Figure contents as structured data
>>>>>

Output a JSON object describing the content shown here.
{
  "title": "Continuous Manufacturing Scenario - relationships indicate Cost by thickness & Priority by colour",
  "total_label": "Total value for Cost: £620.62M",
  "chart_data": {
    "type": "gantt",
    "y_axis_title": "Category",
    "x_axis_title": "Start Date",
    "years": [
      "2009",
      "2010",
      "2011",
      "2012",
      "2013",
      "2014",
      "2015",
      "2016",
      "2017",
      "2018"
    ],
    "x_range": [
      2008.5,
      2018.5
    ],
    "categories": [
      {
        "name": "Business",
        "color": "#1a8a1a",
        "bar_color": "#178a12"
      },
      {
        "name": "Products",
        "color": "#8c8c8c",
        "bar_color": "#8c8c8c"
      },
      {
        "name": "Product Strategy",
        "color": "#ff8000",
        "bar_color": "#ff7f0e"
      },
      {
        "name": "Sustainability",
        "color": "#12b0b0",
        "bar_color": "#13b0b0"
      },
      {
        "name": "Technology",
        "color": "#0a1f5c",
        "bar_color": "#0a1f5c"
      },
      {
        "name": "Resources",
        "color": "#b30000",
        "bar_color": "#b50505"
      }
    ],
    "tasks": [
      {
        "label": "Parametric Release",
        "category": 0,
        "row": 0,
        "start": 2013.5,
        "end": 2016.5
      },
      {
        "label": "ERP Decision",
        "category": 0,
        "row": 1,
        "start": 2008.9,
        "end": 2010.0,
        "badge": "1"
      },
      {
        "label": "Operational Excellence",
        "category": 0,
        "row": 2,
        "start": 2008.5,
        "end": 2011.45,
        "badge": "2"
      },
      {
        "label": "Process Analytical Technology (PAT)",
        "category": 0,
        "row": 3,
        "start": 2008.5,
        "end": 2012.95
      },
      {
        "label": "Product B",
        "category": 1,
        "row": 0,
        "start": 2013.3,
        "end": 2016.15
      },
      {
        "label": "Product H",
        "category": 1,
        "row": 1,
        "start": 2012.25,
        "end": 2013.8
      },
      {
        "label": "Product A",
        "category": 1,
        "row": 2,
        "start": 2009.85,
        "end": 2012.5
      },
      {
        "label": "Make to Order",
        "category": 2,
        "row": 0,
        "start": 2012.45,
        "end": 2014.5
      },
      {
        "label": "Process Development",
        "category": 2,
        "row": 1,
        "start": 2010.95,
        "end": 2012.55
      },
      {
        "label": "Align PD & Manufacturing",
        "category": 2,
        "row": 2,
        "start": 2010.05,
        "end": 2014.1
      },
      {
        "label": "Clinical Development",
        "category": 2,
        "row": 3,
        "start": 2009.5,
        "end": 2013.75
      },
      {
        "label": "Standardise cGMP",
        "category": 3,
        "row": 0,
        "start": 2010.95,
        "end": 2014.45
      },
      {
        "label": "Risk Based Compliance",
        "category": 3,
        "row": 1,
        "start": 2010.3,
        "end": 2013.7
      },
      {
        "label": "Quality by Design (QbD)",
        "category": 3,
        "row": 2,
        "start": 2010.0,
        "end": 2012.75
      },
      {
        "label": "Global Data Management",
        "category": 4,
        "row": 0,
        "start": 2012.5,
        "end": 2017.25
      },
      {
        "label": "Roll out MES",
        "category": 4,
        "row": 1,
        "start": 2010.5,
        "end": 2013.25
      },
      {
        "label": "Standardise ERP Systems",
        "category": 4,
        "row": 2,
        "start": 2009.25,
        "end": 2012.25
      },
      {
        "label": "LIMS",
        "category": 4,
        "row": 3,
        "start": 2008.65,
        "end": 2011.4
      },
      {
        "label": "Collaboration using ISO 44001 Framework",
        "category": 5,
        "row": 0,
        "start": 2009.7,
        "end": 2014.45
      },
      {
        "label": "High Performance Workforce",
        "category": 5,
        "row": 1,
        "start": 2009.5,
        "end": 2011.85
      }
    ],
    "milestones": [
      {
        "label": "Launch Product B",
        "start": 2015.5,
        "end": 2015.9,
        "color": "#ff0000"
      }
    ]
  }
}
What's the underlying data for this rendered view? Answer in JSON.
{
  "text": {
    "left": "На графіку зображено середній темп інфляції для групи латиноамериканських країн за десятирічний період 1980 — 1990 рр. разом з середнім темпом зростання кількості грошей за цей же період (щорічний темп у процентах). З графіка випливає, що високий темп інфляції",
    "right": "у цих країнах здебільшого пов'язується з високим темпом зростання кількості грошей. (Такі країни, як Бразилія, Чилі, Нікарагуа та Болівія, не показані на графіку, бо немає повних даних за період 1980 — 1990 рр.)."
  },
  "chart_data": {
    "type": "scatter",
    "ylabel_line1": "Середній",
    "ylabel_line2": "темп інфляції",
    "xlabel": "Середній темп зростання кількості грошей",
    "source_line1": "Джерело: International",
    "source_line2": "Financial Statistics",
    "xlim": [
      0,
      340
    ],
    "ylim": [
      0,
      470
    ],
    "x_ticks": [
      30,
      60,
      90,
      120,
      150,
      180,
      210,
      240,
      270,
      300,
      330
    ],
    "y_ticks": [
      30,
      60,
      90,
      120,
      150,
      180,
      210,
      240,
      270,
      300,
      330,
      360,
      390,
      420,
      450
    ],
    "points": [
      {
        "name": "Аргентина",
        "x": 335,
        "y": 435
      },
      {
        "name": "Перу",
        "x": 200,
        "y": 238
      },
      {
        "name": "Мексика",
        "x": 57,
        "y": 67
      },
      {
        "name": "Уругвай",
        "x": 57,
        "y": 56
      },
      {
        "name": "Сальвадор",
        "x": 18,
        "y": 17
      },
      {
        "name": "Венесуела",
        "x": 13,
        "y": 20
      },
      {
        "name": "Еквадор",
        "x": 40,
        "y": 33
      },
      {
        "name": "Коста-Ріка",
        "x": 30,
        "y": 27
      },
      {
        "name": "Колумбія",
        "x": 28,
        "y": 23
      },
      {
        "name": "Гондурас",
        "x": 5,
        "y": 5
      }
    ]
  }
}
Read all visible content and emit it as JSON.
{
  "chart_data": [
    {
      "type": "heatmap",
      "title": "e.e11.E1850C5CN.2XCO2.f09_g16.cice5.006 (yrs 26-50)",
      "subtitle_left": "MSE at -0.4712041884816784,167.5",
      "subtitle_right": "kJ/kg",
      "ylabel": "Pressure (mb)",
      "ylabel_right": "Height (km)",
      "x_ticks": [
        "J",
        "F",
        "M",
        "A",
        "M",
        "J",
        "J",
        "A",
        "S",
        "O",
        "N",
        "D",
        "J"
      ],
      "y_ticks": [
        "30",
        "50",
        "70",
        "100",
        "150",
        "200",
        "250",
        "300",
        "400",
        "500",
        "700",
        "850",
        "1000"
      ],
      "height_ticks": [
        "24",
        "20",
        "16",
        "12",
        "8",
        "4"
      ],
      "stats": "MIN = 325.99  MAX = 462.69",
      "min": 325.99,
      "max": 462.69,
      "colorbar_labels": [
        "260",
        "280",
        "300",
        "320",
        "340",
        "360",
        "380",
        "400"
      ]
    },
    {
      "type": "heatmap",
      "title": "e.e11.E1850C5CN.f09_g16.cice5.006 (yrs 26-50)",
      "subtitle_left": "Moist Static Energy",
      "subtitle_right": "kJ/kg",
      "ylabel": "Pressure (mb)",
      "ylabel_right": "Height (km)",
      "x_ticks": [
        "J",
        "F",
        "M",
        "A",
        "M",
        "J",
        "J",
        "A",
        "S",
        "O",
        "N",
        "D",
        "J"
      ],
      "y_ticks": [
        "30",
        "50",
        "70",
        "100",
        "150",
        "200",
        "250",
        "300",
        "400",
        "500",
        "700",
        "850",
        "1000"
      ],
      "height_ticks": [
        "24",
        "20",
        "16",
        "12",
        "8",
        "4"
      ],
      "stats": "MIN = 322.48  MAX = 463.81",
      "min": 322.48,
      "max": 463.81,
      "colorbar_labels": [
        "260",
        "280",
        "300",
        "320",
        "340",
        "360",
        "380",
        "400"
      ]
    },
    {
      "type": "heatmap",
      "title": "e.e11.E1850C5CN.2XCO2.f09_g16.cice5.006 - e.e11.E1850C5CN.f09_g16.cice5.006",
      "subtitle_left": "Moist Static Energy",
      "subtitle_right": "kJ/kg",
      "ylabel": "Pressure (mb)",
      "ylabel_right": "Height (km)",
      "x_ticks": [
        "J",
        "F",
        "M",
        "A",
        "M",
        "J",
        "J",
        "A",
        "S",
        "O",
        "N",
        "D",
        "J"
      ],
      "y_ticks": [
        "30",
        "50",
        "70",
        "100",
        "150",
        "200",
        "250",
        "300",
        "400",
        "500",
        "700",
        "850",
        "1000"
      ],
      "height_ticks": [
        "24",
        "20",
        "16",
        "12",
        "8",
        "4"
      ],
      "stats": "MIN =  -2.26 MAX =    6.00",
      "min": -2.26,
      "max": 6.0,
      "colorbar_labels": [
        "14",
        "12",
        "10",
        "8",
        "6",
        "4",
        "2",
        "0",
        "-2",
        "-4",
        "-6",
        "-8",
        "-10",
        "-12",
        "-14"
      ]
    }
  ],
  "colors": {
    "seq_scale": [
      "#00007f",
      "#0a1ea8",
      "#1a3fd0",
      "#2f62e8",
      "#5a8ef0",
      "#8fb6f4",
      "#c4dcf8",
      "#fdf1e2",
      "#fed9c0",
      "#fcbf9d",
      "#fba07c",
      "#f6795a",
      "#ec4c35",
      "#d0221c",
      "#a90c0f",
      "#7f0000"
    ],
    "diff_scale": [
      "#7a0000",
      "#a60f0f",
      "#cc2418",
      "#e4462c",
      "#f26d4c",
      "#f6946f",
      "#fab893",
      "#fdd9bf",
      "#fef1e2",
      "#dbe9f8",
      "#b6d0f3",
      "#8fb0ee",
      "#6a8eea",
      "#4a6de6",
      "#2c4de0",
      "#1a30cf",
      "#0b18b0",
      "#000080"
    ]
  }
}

<<<<<

• YOUR OBJECTIVE: Search the entries for the word "Development" and gather every line where it appears.

• RESPONSE:
        "label": "Process Development",
        "label": "Clinical Development",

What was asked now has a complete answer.